■ EXERCISE INPUT:
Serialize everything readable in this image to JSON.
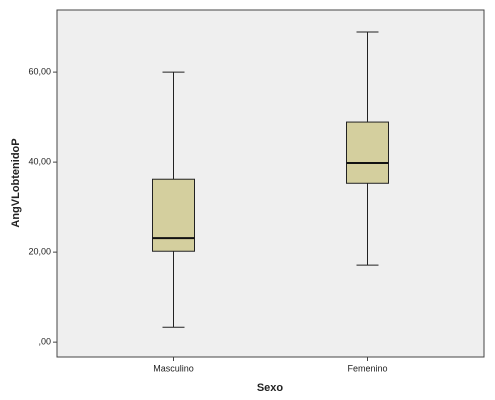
{
  "chart_data": {
    "type": "box",
    "x_label": "Sexo",
    "y_label": "AngVLobtenidoP",
    "categories": [
      "Masculino",
      "Femenino"
    ],
    "stats": [
      {
        "whislo": 3.3,
        "q1": 20.2,
        "med": 23.1,
        "q3": 36.2,
        "whishi": 60
      },
      {
        "whislo": 17.1,
        "q1": 35.3,
        "med": 39.8,
        "q3": 48.9,
        "whishi": 68.9
      }
    ],
    "color": "#d4cf9e",
    "ylim": [
      -3.3,
      73.8
    ],
    "yticks": [
      {
        "value": 0,
        "label": ",00"
      },
      {
        "value": 20,
        "label": "20,00"
      },
      {
        "value": 40,
        "label": "40,00"
      },
      {
        "value": 60,
        "label": "60,00"
      }
    ]
  }
}
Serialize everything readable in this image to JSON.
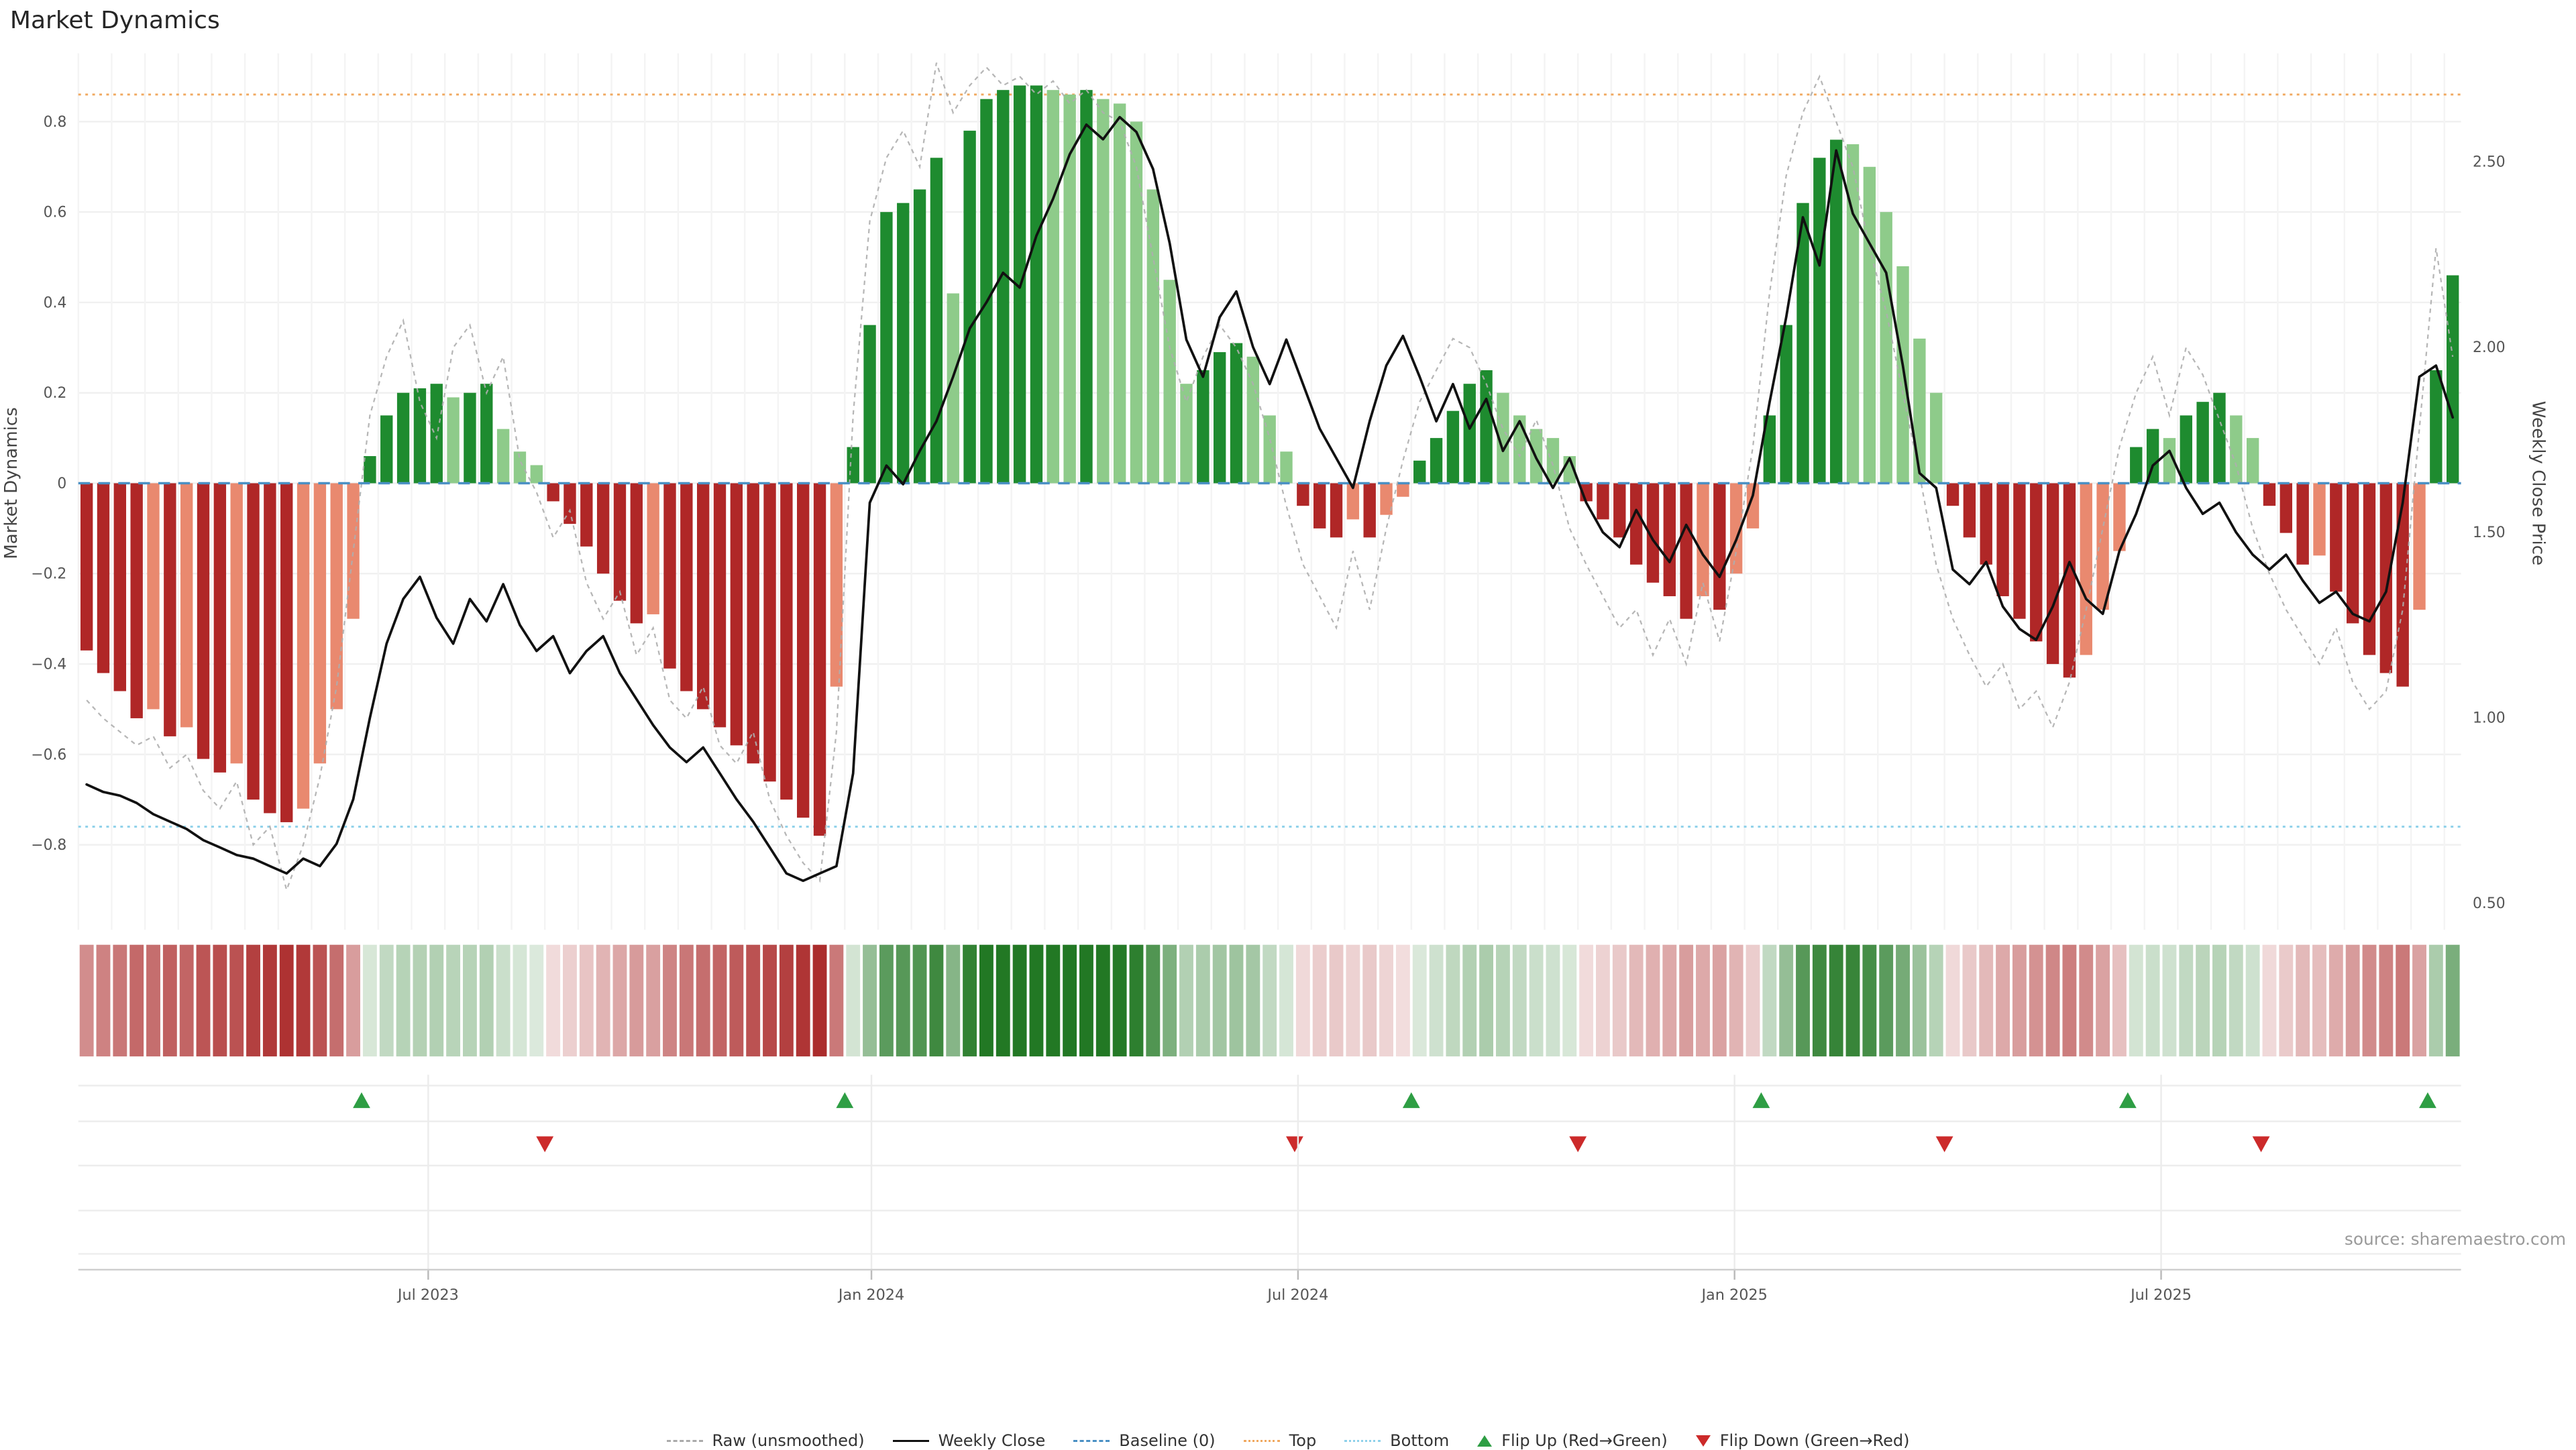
{
  "title": "Market Dynamics",
  "source": "source: sharemaestro.com",
  "axes": {
    "left_label": "Market Dynamics",
    "right_label": "Weekly Close Price",
    "left_ticks": [
      {
        "v": 0.8,
        "label": "0.8"
      },
      {
        "v": 0.6,
        "label": "0.6"
      },
      {
        "v": 0.4,
        "label": "0.4"
      },
      {
        "v": 0.2,
        "label": "0.2"
      },
      {
        "v": 0.0,
        "label": "0"
      },
      {
        "v": -0.2,
        "label": "−0.2"
      },
      {
        "v": -0.4,
        "label": "−0.4"
      },
      {
        "v": -0.6,
        "label": "−0.6"
      },
      {
        "v": -0.8,
        "label": "−0.8"
      }
    ],
    "right_ticks": [
      {
        "v": 2.5,
        "label": "2.50"
      },
      {
        "v": 2.0,
        "label": "2.00"
      },
      {
        "v": 1.5,
        "label": "1.50"
      },
      {
        "v": 1.0,
        "label": "1.00"
      },
      {
        "v": 0.5,
        "label": "0.50"
      }
    ],
    "x_ticks": [
      {
        "label": "Jul 2023",
        "week": 20.5
      },
      {
        "label": "Jan 2024",
        "week": 47.1
      },
      {
        "label": "Jul 2024",
        "week": 72.7
      },
      {
        "label": "Jan 2025",
        "week": 98.9
      },
      {
        "label": "Jul 2025",
        "week": 124.5
      }
    ]
  },
  "legend": {
    "items": [
      {
        "label": "Raw (unsmoothed)",
        "swatch": "dashed-gray-line"
      },
      {
        "label": "Weekly Close",
        "swatch": "solid-black-line"
      },
      {
        "label": "Baseline (0)",
        "swatch": "dashed-blue-line"
      },
      {
        "label": "Top",
        "swatch": "dotted-orange-line"
      },
      {
        "label": "Bottom",
        "swatch": "dotted-lightblue-line"
      },
      {
        "label": "Flip Up (Red→Green)",
        "swatch": "green-up-triangle"
      },
      {
        "label": "Flip Down (Green→Red)",
        "swatch": "red-down-triangle"
      }
    ]
  },
  "colors": {
    "bar_strong_positive": "#1e8b2f",
    "bar_weak_positive": "#8ecb8a",
    "bar_strong_negative": "#b02727",
    "bar_weak_negative": "#e9896f",
    "weekly_close_line": "#111111",
    "raw_line": "#aeaeae",
    "baseline": "#4a90c4",
    "top_line": "#f0a85f",
    "bottom_line": "#8ed1ea",
    "flip_up": "#2e9e44",
    "flip_down": "#cc2a2a",
    "heatmap_positive": "34,120,36",
    "heatmap_negative": "165,28,28",
    "grid": "#f0f0f0",
    "axis_text": "#555555"
  },
  "chart_data": {
    "type": "bar",
    "title": "Market Dynamics",
    "description": "Weekly market-dynamics oscillator bars (left axis) with raw unsmoothed series, weekly close price line (right axis), color heatmap strip, and flip up/down regime markers",
    "x_unit": "week",
    "n_weeks": 143,
    "x_tick_labels": [
      "Jul 2023",
      "Jan 2024",
      "Jul 2024",
      "Jan 2025",
      "Jul 2025"
    ],
    "ylim_left": [
      -0.95,
      0.95
    ],
    "ylim_right": [
      0.45,
      2.7
    ],
    "baseline_value": 0,
    "top_threshold": 0.86,
    "bottom_threshold": -0.76,
    "bars_market_dynamics": [
      -0.37,
      -0.42,
      -0.46,
      -0.52,
      -0.5,
      -0.56,
      -0.54,
      -0.61,
      -0.64,
      -0.62,
      -0.7,
      -0.73,
      -0.75,
      -0.72,
      -0.62,
      -0.5,
      -0.3,
      0.06,
      0.15,
      0.2,
      0.21,
      0.22,
      0.19,
      0.2,
      0.22,
      0.12,
      0.07,
      0.04,
      -0.04,
      -0.09,
      -0.14,
      -0.2,
      -0.26,
      -0.31,
      -0.29,
      -0.41,
      -0.46,
      -0.5,
      -0.54,
      -0.58,
      -0.62,
      -0.66,
      -0.7,
      -0.74,
      -0.78,
      -0.45,
      0.08,
      0.35,
      0.6,
      0.62,
      0.65,
      0.72,
      0.42,
      0.78,
      0.85,
      0.87,
      0.88,
      0.88,
      0.87,
      0.86,
      0.87,
      0.85,
      0.84,
      0.8,
      0.65,
      0.45,
      0.22,
      0.25,
      0.29,
      0.31,
      0.28,
      0.15,
      0.07,
      -0.05,
      -0.1,
      -0.12,
      -0.08,
      -0.12,
      -0.07,
      -0.03,
      0.05,
      0.1,
      0.16,
      0.22,
      0.25,
      0.2,
      0.15,
      0.12,
      0.1,
      0.06,
      -0.04,
      -0.08,
      -0.12,
      -0.18,
      -0.22,
      -0.25,
      -0.3,
      -0.25,
      -0.28,
      -0.2,
      -0.1,
      0.15,
      0.35,
      0.62,
      0.72,
      0.76,
      0.75,
      0.7,
      0.6,
      0.48,
      0.32,
      0.2,
      -0.05,
      -0.12,
      -0.18,
      -0.25,
      -0.3,
      -0.35,
      -0.4,
      -0.43,
      -0.38,
      -0.28,
      -0.15,
      0.08,
      0.12,
      0.1,
      0.15,
      0.18,
      0.2,
      0.15,
      0.1,
      -0.05,
      -0.11,
      -0.18,
      -0.16,
      -0.24,
      -0.31,
      -0.38,
      -0.42,
      -0.45,
      -0.28,
      0.25,
      0.46
    ],
    "line_raw_unsmoothed": [
      -0.48,
      -0.52,
      -0.55,
      -0.58,
      -0.56,
      -0.63,
      -0.6,
      -0.68,
      -0.72,
      -0.66,
      -0.8,
      -0.76,
      -0.9,
      -0.8,
      -0.65,
      -0.45,
      -0.15,
      0.15,
      0.28,
      0.36,
      0.18,
      0.1,
      0.3,
      0.35,
      0.2,
      0.28,
      0.05,
      -0.02,
      -0.12,
      -0.06,
      -0.22,
      -0.3,
      -0.24,
      -0.38,
      -0.32,
      -0.48,
      -0.52,
      -0.45,
      -0.58,
      -0.62,
      -0.55,
      -0.7,
      -0.78,
      -0.84,
      -0.88,
      -0.55,
      0.15,
      0.58,
      0.72,
      0.78,
      0.7,
      0.93,
      0.82,
      0.88,
      0.92,
      0.88,
      0.9,
      0.86,
      0.89,
      0.84,
      0.87,
      0.82,
      0.8,
      0.7,
      0.5,
      0.3,
      0.18,
      0.28,
      0.35,
      0.3,
      0.22,
      0.1,
      -0.05,
      -0.18,
      -0.25,
      -0.32,
      -0.15,
      -0.28,
      -0.1,
      0.05,
      0.18,
      0.25,
      0.32,
      0.3,
      0.22,
      0.12,
      0.06,
      0.14,
      0.04,
      -0.1,
      -0.18,
      -0.25,
      -0.32,
      -0.28,
      -0.38,
      -0.3,
      -0.4,
      -0.22,
      -0.35,
      -0.15,
      0.08,
      0.42,
      0.68,
      0.82,
      0.9,
      0.8,
      0.7,
      0.52,
      0.38,
      0.2,
      0.02,
      -0.18,
      -0.3,
      -0.38,
      -0.45,
      -0.4,
      -0.5,
      -0.46,
      -0.54,
      -0.44,
      -0.28,
      -0.1,
      0.08,
      0.2,
      0.28,
      0.15,
      0.3,
      0.24,
      0.14,
      0.04,
      -0.1,
      -0.2,
      -0.28,
      -0.34,
      -0.4,
      -0.32,
      -0.44,
      -0.5,
      -0.46,
      -0.28,
      0.12,
      0.52,
      0.28
    ],
    "line_weekly_close": [
      0.82,
      0.8,
      0.79,
      0.77,
      0.74,
      0.72,
      0.7,
      0.67,
      0.65,
      0.63,
      0.62,
      0.6,
      0.58,
      0.62,
      0.6,
      0.66,
      0.78,
      1.0,
      1.2,
      1.32,
      1.38,
      1.27,
      1.2,
      1.32,
      1.26,
      1.36,
      1.25,
      1.18,
      1.22,
      1.12,
      1.18,
      1.22,
      1.12,
      1.05,
      0.98,
      0.92,
      0.88,
      0.92,
      0.85,
      0.78,
      0.72,
      0.65,
      0.58,
      0.56,
      0.58,
      0.6,
      0.85,
      1.58,
      1.68,
      1.63,
      1.72,
      1.8,
      1.92,
      2.05,
      2.12,
      2.2,
      2.16,
      2.3,
      2.4,
      2.52,
      2.6,
      2.56,
      2.62,
      2.58,
      2.48,
      2.28,
      2.02,
      1.92,
      2.08,
      2.15,
      2.0,
      1.9,
      2.02,
      1.9,
      1.78,
      1.7,
      1.62,
      1.8,
      1.95,
      2.03,
      1.92,
      1.8,
      1.9,
      1.78,
      1.86,
      1.72,
      1.8,
      1.7,
      1.62,
      1.7,
      1.58,
      1.5,
      1.46,
      1.56,
      1.48,
      1.42,
      1.52,
      1.44,
      1.38,
      1.48,
      1.6,
      1.85,
      2.08,
      2.35,
      2.22,
      2.53,
      2.36,
      2.28,
      2.2,
      1.95,
      1.66,
      1.62,
      1.4,
      1.36,
      1.42,
      1.3,
      1.24,
      1.21,
      1.3,
      1.42,
      1.32,
      1.28,
      1.45,
      1.55,
      1.68,
      1.72,
      1.62,
      1.55,
      1.58,
      1.5,
      1.44,
      1.4,
      1.44,
      1.37,
      1.31,
      1.34,
      1.28,
      1.26,
      1.34,
      1.58,
      1.92,
      1.95,
      1.81
    ],
    "flip_up_weeks": [
      17,
      46,
      80,
      101,
      123,
      141
    ],
    "flip_down_weeks": [
      28,
      73,
      90,
      112,
      131
    ],
    "legend_position": "bottom-center",
    "grid": "on"
  }
}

■ DIRECTIVE:
Pull out each line containing the word "dashed" and copy it.

■ FINAL RESULT:
        "swatch": "dashed-gray-line"
        "swatch": "dashed-blue-line"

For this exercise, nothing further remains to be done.